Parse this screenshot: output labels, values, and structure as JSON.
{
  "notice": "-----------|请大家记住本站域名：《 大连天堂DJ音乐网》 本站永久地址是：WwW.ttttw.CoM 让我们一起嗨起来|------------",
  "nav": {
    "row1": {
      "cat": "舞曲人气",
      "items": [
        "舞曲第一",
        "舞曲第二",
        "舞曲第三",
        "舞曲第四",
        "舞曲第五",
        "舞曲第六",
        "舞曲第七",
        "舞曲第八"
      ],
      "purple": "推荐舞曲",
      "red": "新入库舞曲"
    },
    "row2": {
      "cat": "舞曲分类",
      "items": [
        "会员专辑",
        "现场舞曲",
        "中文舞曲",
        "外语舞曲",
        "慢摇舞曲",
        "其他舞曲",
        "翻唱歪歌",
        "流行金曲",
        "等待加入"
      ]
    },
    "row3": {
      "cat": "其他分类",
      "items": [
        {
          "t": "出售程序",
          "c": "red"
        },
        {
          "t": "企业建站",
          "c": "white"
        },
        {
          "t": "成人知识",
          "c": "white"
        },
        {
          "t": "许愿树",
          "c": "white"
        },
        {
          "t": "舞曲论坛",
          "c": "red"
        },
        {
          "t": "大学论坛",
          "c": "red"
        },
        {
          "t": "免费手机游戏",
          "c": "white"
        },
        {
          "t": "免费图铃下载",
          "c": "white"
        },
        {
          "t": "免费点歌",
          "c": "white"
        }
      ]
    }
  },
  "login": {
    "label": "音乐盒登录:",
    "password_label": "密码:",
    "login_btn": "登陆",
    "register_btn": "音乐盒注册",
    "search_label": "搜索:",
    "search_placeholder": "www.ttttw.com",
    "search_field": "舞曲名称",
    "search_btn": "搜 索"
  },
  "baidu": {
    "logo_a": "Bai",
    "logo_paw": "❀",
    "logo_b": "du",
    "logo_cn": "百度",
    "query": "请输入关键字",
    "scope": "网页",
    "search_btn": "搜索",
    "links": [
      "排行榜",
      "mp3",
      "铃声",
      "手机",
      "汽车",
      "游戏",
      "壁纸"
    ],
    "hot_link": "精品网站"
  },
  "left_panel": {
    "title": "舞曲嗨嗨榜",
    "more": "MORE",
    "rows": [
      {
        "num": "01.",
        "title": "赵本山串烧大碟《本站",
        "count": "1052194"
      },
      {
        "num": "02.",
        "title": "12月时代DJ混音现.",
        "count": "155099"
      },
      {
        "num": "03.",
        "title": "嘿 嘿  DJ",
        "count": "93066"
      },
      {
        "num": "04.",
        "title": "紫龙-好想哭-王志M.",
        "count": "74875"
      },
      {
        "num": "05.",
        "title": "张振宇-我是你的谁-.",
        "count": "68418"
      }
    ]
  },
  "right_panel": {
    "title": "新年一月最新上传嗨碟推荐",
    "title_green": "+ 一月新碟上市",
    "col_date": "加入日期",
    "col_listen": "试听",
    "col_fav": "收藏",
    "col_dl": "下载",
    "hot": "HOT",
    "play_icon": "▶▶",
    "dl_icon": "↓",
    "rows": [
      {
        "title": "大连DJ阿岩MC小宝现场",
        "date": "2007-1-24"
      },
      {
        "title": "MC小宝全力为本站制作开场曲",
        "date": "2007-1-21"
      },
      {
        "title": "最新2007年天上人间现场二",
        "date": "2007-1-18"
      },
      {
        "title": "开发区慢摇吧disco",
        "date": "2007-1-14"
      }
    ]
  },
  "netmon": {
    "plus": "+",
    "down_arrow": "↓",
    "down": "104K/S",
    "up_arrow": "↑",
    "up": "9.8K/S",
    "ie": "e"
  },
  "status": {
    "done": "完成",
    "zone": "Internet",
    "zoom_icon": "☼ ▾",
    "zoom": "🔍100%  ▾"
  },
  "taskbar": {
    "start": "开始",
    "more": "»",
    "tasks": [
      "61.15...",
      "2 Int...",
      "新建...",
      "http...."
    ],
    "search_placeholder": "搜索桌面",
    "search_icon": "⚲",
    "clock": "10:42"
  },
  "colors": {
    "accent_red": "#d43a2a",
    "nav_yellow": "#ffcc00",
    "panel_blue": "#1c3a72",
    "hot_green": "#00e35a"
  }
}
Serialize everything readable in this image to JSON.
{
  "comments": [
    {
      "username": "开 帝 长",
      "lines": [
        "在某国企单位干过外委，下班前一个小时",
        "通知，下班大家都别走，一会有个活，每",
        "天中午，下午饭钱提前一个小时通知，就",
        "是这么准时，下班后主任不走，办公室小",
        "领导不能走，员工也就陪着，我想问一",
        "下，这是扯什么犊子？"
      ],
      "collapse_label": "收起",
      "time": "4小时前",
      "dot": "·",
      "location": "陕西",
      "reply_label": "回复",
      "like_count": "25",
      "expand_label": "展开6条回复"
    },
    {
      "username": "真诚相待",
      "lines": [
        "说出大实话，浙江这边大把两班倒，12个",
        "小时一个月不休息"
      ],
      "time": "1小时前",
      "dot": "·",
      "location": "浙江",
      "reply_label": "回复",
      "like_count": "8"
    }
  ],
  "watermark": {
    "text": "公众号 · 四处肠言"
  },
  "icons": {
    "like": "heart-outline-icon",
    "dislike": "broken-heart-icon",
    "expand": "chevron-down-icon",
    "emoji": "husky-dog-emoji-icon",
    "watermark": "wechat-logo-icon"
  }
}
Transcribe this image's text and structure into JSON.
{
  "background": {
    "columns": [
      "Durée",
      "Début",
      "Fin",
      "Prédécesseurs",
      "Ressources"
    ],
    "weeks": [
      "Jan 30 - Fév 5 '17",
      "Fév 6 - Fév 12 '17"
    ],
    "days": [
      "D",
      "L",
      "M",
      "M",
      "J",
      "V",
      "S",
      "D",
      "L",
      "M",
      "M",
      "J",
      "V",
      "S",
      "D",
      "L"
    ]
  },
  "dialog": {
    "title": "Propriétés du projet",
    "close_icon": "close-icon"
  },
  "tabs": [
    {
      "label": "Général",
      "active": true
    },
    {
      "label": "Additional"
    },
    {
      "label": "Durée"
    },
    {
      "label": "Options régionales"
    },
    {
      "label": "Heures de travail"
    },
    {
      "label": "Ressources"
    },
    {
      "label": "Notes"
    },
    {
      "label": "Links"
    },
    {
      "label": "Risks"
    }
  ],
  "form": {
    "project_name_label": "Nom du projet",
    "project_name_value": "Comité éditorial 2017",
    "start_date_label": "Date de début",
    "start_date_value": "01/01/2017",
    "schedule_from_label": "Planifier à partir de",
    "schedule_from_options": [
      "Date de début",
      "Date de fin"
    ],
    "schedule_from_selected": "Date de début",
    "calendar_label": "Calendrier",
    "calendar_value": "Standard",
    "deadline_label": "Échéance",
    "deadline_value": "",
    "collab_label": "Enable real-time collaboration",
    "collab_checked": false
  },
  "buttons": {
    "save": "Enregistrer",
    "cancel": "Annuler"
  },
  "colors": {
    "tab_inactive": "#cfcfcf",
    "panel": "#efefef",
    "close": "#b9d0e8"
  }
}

☆ ☆ ☆

— Problem details —
Each line of the material above must be retyped precisely.

— The solution —
Parse this screenshot: output labels, values, and structure as JSON.
{
  "notice": "-----------|请大家记住本站域名：《 大连天堂DJ音乐网》 本站永久地址是：WwW.ttttw.CoM 让我们一起嗨起来|------------",
  "nav": {
    "row1": {
      "cat": "舞曲人气",
      "items": [
        "舞曲第一",
        "舞曲第二",
        "舞曲第三",
        "舞曲第四",
        "舞曲第五",
        "舞曲第六",
        "舞曲第七",
        "舞曲第八"
      ],
      "purple": "推荐舞曲",
      "red": "新入库舞曲"
    },
    "row2": {
      "cat": "舞曲分类",
      "items": [
        "会员专辑",
        "现场舞曲",
        "中文舞曲",
        "外语舞曲",
        "慢摇舞曲",
        "其他舞曲",
        "翻唱歪歌",
        "流行金曲",
        "等待加入"
      ]
    },
    "row3": {
      "cat": "其他分类",
      "items": [
        {
          "t": "出售程序",
          "c": "red"
        },
        {
          "t": "企业建站",
          "c": "white"
        },
        {
          "t": "成人知识",
          "c": "white"
        },
        {
          "t": "许愿树",
          "c": "white"
        },
        {
          "t": "舞曲论坛",
          "c": "red"
        },
        {
          "t": "大学论坛",
          "c": "red"
        },
        {
          "t": "免费手机游戏",
          "c": "white"
        },
        {
          "t": "免费图铃下载",
          "c": "white"
        },
        {
          "t": "免费点歌",
          "c": "white"
        }
      ]
    }
  },
  "login": {
    "label": "音乐盒登录:",
    "password_label": "密码:",
    "login_btn": "登陆",
    "register_btn": "音乐盒注册",
    "search_label": "搜索:",
    "search_placeholder": "www.ttttw.com",
    "search_field": "舞曲名称",
    "search_btn": "搜 索"
  },
  "baidu": {
    "logo_a": "Bai",
    "logo_paw": "❀",
    "logo_b": "du",
    "logo_cn": "百度",
    "query": "请输入关键字",
    "scope": "网页",
    "search_btn": "搜索",
    "links": [
      "排行榜",
      "mp3",
      "铃声",
      "手机",
      "汽车",
      "游戏",
      "壁纸"
    ],
    "hot_link": "精品网站"
  },
  "left_panel": {
    "title": "舞曲嗨嗨榜",
    "more": "MORE",
    "rows": [
      {
        "num": "01.",
        "title": "赵本山串烧大碟《本站",
        "count": "1052194"
      },
      {
        "num": "02.",
        "title": "12月时代DJ混音现.",
        "count": "155099"
      },
      {
        "num": "03.",
        "title": "嘿 嘿  DJ",
        "count": "93066"
      },
      {
        "num": "04.",
        "title": "紫龙-好想哭-王志M.",
        "count": "74875"
      },
      {
        "num": "05.",
        "title": "张振宇-我是你的谁-.",
        "count": "68418"
      }
    ]
  },
  "right_panel": {
    "title": "新年一月最新上传嗨碟推荐",
    "title_green": "+ 一月新碟上市",
    "col_date": "加入日期",
    "col_listen": "试听",
    "col_fav": "收藏",
    "col_dl": "下载",
    "hot": "HOT",
    "play_icon": "▶▶",
    "dl_icon": "↓",
    "rows": [
      {
        "title": "大连DJ阿岩MC小宝现场",
        "date": "2007-1-24"
      },
      {
        "title": "MC小宝全力为本站制作开场曲",
        "date": "2007-1-21"
      },
      {
        "title": "最新2007年天上人间现场二",
        "date": "2007-1-18"
      },
      {
        "title": "开发区慢摇吧disco",
        "date": "2007-1-14"
      }
    ]
  },
  "netmon": {
    "plus": "+",
    "down_arrow": "↓",
    "down": "104K/S",
    "up_arrow": "↑",
    "up": "9.8K/S",
    "ie": "e"
  },
  "status": {
    "done": "完成",
    "zone": "Internet",
    "zoom_icon": "☼ ▾",
    "zoom": "🔍100%  ▾"
  },
  "taskbar": {
    "start": "开始",
    "more": "»",
    "tasks": [
      "61.15...",
      "2 Int...",
      "新建...",
      "http...."
    ],
    "search_placeholder": "搜索桌面",
    "search_icon": "⚲",
    "clock": "10:42"
  },
  "colors": {
    "accent_red": "#d43a2a",
    "nav_yellow": "#ffcc00",
    "panel_blue": "#1c3a72",
    "hot_green": "#00e35a"
  }
}
Serialize everything readable in this image to JSON.
{
  "comments": [
    {
      "username": "开 帝 长",
      "lines": [
        "在某国企单位干过外委，下班前一个小时",
        "通知，下班大家都别走，一会有个活，每",
        "天中午，下午饭钱提前一个小时通知，就",
        "是这么准时，下班后主任不走，办公室小",
        "领导不能走，员工也就陪着，我想问一",
        "下，这是扯什么犊子？"
      ],
      "collapse_label": "收起",
      "time": "4小时前",
      "dot": "·",
      "location": "陕西",
      "reply_label": "回复",
      "like_count": "25",
      "expand_label": "展开6条回复"
    },
    {
      "username": "真诚相待",
      "lines": [
        "说出大实话，浙江这边大把两班倒，12个",
        "小时一个月不休息"
      ],
      "time": "1小时前",
      "dot": "·",
      "location": "浙江",
      "reply_label": "回复",
      "like_count": "8"
    }
  ],
  "watermark": {
    "text": "公众号 · 四处肠言"
  },
  "icons": {
    "like": "heart-outline-icon",
    "dislike": "broken-heart-icon",
    "expand": "chevron-down-icon",
    "emoji": "husky-dog-emoji-icon",
    "watermark": "wechat-logo-icon"
  }
}
Transcribe this image's text and structure into JSON.
{
  "background": {
    "columns": [
      "Durée",
      "Début",
      "Fin",
      "Prédécesseurs",
      "Ressources"
    ],
    "weeks": [
      "Jan 30 - Fév 5 '17",
      "Fév 6 - Fév 12 '17"
    ],
    "days": [
      "D",
      "L",
      "M",
      "M",
      "J",
      "V",
      "S",
      "D",
      "L",
      "M",
      "M",
      "J",
      "V",
      "S",
      "D",
      "L"
    ]
  },
  "dialog": {
    "title": "Propriétés du projet",
    "close_icon": "close-icon"
  },
  "tabs": [
    {
      "label": "Général",
      "active": true
    },
    {
      "label": "Additional"
    },
    {
      "label": "Durée"
    },
    {
      "label": "Options régionales"
    },
    {
      "label": "Heures de travail"
    },
    {
      "label": "Ressources"
    },
    {
      "label": "Notes"
    },
    {
      "label": "Links"
    },
    {
      "label": "Risks"
    }
  ],
  "form": {
    "project_name_label": "Nom du projet",
    "project_name_value": "Comité éditorial 2017",
    "start_date_label": "Date de début",
    "start_date_value": "01/01/2017",
    "schedule_from_label": "Planifier à partir de",
    "schedule_from_options": [
      "Date de début",
      "Date de fin"
    ],
    "schedule_from_selected": "Date de début",
    "calendar_label": "Calendrier",
    "calendar_value": "Standard",
    "deadline_label": "Échéance",
    "deadline_value": "",
    "collab_label": "Enable real-time collaboration",
    "collab_checked": false
  },
  "buttons": {
    "save": "Enregistrer",
    "cancel": "Annuler"
  },
  "colors": {
    "tab_inactive": "#cfcfcf",
    "panel": "#efefef",
    "close": "#b9d0e8"
  }
}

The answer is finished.